Material for the task:
** start **

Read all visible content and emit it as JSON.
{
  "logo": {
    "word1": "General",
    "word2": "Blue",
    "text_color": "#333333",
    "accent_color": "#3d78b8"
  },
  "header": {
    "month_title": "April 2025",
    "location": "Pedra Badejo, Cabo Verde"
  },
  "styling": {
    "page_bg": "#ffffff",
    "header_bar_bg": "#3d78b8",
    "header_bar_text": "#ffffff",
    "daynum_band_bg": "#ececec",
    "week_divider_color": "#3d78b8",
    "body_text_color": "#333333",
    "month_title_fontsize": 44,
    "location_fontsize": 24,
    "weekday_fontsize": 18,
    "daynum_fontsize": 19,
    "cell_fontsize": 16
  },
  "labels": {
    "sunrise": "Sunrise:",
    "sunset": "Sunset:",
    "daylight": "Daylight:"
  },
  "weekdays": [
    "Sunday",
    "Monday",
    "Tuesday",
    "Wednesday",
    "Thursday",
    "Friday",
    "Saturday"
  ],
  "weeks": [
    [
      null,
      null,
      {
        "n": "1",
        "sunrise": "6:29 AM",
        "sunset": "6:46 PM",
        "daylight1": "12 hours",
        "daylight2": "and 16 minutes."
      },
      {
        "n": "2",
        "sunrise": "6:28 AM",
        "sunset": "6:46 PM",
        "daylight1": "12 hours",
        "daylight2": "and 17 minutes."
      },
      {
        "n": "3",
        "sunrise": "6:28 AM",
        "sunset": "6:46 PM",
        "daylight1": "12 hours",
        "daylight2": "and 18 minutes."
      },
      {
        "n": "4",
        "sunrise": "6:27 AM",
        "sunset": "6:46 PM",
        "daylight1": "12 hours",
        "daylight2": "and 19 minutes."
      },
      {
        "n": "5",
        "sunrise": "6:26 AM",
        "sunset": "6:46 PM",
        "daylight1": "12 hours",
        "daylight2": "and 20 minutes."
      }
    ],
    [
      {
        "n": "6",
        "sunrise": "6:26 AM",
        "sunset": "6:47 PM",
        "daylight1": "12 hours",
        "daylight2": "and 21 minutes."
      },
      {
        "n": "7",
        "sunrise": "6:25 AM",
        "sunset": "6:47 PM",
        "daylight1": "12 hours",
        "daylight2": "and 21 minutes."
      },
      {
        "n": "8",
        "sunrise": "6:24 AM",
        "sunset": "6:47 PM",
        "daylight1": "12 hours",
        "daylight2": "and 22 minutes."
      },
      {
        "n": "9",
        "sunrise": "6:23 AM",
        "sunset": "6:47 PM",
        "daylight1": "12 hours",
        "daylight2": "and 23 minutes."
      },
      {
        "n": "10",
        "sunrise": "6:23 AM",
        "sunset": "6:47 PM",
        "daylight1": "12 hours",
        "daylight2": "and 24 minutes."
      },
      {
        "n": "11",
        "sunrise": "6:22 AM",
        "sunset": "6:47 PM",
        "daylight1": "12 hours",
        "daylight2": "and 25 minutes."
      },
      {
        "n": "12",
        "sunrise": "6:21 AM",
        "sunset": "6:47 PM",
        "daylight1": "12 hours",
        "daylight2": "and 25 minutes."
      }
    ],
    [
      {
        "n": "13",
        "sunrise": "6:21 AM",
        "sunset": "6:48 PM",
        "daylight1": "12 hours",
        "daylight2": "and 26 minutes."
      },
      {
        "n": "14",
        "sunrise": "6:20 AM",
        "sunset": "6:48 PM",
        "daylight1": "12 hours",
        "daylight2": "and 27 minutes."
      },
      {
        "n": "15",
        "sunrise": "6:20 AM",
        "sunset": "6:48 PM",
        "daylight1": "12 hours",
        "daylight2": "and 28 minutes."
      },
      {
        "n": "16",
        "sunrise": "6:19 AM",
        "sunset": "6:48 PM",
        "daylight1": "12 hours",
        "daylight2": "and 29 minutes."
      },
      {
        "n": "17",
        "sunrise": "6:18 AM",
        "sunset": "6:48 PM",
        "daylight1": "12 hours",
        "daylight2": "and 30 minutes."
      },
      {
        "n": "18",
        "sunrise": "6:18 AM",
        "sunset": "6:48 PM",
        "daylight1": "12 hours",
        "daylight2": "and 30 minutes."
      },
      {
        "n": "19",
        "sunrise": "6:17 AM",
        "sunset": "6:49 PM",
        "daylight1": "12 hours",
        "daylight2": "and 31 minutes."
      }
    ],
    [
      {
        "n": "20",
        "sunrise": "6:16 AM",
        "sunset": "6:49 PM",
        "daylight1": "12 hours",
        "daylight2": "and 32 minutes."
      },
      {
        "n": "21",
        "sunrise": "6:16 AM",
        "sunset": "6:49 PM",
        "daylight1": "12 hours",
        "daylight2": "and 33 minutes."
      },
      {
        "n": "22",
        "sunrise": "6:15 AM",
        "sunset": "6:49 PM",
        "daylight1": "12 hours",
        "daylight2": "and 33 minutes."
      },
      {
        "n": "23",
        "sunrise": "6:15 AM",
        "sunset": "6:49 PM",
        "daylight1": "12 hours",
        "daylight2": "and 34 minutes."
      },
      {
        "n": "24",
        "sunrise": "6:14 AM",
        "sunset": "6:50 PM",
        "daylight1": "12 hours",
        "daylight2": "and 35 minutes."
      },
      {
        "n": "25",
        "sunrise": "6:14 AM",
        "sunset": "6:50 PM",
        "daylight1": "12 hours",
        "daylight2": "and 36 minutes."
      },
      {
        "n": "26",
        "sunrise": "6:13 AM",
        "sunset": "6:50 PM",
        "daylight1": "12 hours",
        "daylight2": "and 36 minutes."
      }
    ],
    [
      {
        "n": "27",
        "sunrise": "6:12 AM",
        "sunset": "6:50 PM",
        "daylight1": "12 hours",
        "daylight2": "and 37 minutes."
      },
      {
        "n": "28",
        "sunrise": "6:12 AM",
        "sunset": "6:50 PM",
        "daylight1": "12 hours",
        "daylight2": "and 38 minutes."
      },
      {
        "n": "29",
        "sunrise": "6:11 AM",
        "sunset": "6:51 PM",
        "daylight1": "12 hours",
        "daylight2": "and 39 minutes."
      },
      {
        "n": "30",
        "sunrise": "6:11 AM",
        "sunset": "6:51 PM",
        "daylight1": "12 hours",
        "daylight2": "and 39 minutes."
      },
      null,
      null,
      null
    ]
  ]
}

** end **

Required work:
Output every line above without altering anything.

The result:
Read all visible content and emit it as JSON.
{
  "logo": {
    "word1": "General",
    "word2": "Blue",
    "text_color": "#333333",
    "accent_color": "#3d78b8"
  },
  "header": {
    "month_title": "April 2025",
    "location": "Pedra Badejo, Cabo Verde"
  },
  "styling": {
    "page_bg": "#ffffff",
    "header_bar_bg": "#3d78b8",
    "header_bar_text": "#ffffff",
    "daynum_band_bg": "#ececec",
    "week_divider_color": "#3d78b8",
    "body_text_color": "#333333",
    "month_title_fontsize": 44,
    "location_fontsize": 24,
    "weekday_fontsize": 18,
    "daynum_fontsize": 19,
    "cell_fontsize": 16
  },
  "labels": {
    "sunrise": "Sunrise:",
    "sunset": "Sunset:",
    "daylight": "Daylight:"
  },
  "weekdays": [
    "Sunday",
    "Monday",
    "Tuesday",
    "Wednesday",
    "Thursday",
    "Friday",
    "Saturday"
  ],
  "weeks": [
    [
      null,
      null,
      {
        "n": "1",
        "sunrise": "6:29 AM",
        "sunset": "6:46 PM",
        "daylight1": "12 hours",
        "daylight2": "and 16 minutes."
      },
      {
        "n": "2",
        "sunrise": "6:28 AM",
        "sunset": "6:46 PM",
        "daylight1": "12 hours",
        "daylight2": "and 17 minutes."
      },
      {
        "n": "3",
        "sunrise": "6:28 AM",
        "sunset": "6:46 PM",
        "daylight1": "12 hours",
        "daylight2": "and 18 minutes."
      },
      {
        "n": "4",
        "sunrise": "6:27 AM",
        "sunset": "6:46 PM",
        "daylight1": "12 hours",
        "daylight2": "and 19 minutes."
      },
      {
        "n": "5",
        "sunrise": "6:26 AM",
        "sunset": "6:46 PM",
        "daylight1": "12 hours",
        "daylight2": "and 20 minutes."
      }
    ],
    [
      {
        "n": "6",
        "sunrise": "6:26 AM",
        "sunset": "6:47 PM",
        "daylight1": "12 hours",
        "daylight2": "and 21 minutes."
      },
      {
        "n": "7",
        "sunrise": "6:25 AM",
        "sunset": "6:47 PM",
        "daylight1": "12 hours",
        "daylight2": "and 21 minutes."
      },
      {
        "n": "8",
        "sunrise": "6:24 AM",
        "sunset": "6:47 PM",
        "daylight1": "12 hours",
        "daylight2": "and 22 minutes."
      },
      {
        "n": "9",
        "sunrise": "6:23 AM",
        "sunset": "6:47 PM",
        "daylight1": "12 hours",
        "daylight2": "and 23 minutes."
      },
      {
        "n": "10",
        "sunrise": "6:23 AM",
        "sunset": "6:47 PM",
        "daylight1": "12 hours",
        "daylight2": "and 24 minutes."
      },
      {
        "n": "11",
        "sunrise": "6:22 AM",
        "sunset": "6:47 PM",
        "daylight1": "12 hours",
        "daylight2": "and 25 minutes."
      },
      {
        "n": "12",
        "sunrise": "6:21 AM",
        "sunset": "6:47 PM",
        "daylight1": "12 hours",
        "daylight2": "and 25 minutes."
      }
    ],
    [
      {
        "n": "13",
        "sunrise": "6:21 AM",
        "sunset": "6:48 PM",
        "daylight1": "12 hours",
        "daylight2": "and 26 minutes."
      },
      {
        "n": "14",
        "sunrise": "6:20 AM",
        "sunset": "6:48 PM",
        "daylight1": "12 hours",
        "daylight2": "and 27 minutes."
      },
      {
        "n": "15",
        "sunrise": "6:20 AM",
        "sunset": "6:48 PM",
        "daylight1": "12 hours",
        "daylight2": "and 28 minutes."
      },
      {
        "n": "16",
        "sunrise": "6:19 AM",
        "sunset": "6:48 PM",
        "daylight1": "12 hours",
        "daylight2": "and 29 minutes."
      },
      {
        "n": "17",
        "sunrise": "6:18 AM",
        "sunset": "6:48 PM",
        "daylight1": "12 hours",
        "daylight2": "and 30 minutes."
      },
      {
        "n": "18",
        "sunrise": "6:18 AM",
        "sunset": "6:48 PM",
        "daylight1": "12 hours",
        "daylight2": "and 30 minutes."
      },
      {
        "n": "19",
        "sunrise": "6:17 AM",
        "sunset": "6:49 PM",
        "daylight1": "12 hours",
        "daylight2": "and 31 minutes."
      }
    ],
    [
      {
        "n": "20",
        "sunrise": "6:16 AM",
        "sunset": "6:49 PM",
        "daylight1": "12 hours",
        "daylight2": "and 32 minutes."
      },
      {
        "n": "21",
        "sunrise": "6:16 AM",
        "sunset": "6:49 PM",
        "daylight1": "12 hours",
        "daylight2": "and 33 minutes."
      },
      {
        "n": "22",
        "sunrise": "6:15 AM",
        "sunset": "6:49 PM",
        "daylight1": "12 hours",
        "daylight2": "and 33 minutes."
      },
      {
        "n": "23",
        "sunrise": "6:15 AM",
        "sunset": "6:49 PM",
        "daylight1": "12 hours",
        "daylight2": "and 34 minutes."
      },
      {
        "n": "24",
        "sunrise": "6:14 AM",
        "sunset": "6:50 PM",
        "daylight1": "12 hours",
        "daylight2": "and 35 minutes."
      },
      {
        "n": "25",
        "sunrise": "6:14 AM",
        "sunset": "6:50 PM",
        "daylight1": "12 hours",
        "daylight2": "and 36 minutes."
      },
      {
        "n": "26",
        "sunrise": "6:13 AM",
        "sunset": "6:50 PM",
        "daylight1": "12 hours",
        "daylight2": "and 36 minutes."
      }
    ],
    [
      {
        "n": "27",
        "sunrise": "6:12 AM",
        "sunset": "6:50 PM",
        "daylight1": "12 hours",
        "daylight2": "and 37 minutes."
      },
      {
        "n": "28",
        "sunrise": "6:12 AM",
        "sunset": "6:50 PM",
        "daylight1": "12 hours",
        "daylight2": "and 38 minutes."
      },
      {
        "n": "29",
        "sunrise": "6:11 AM",
        "sunset": "6:51 PM",
        "daylight1": "12 hours",
        "daylight2": "and 39 minutes."
      },
      {
        "n": "30",
        "sunrise": "6:11 AM",
        "sunset": "6:51 PM",
        "daylight1": "12 hours",
        "daylight2": "and 39 minutes."
      },
      null,
      null,
      null
    ]
  ]
}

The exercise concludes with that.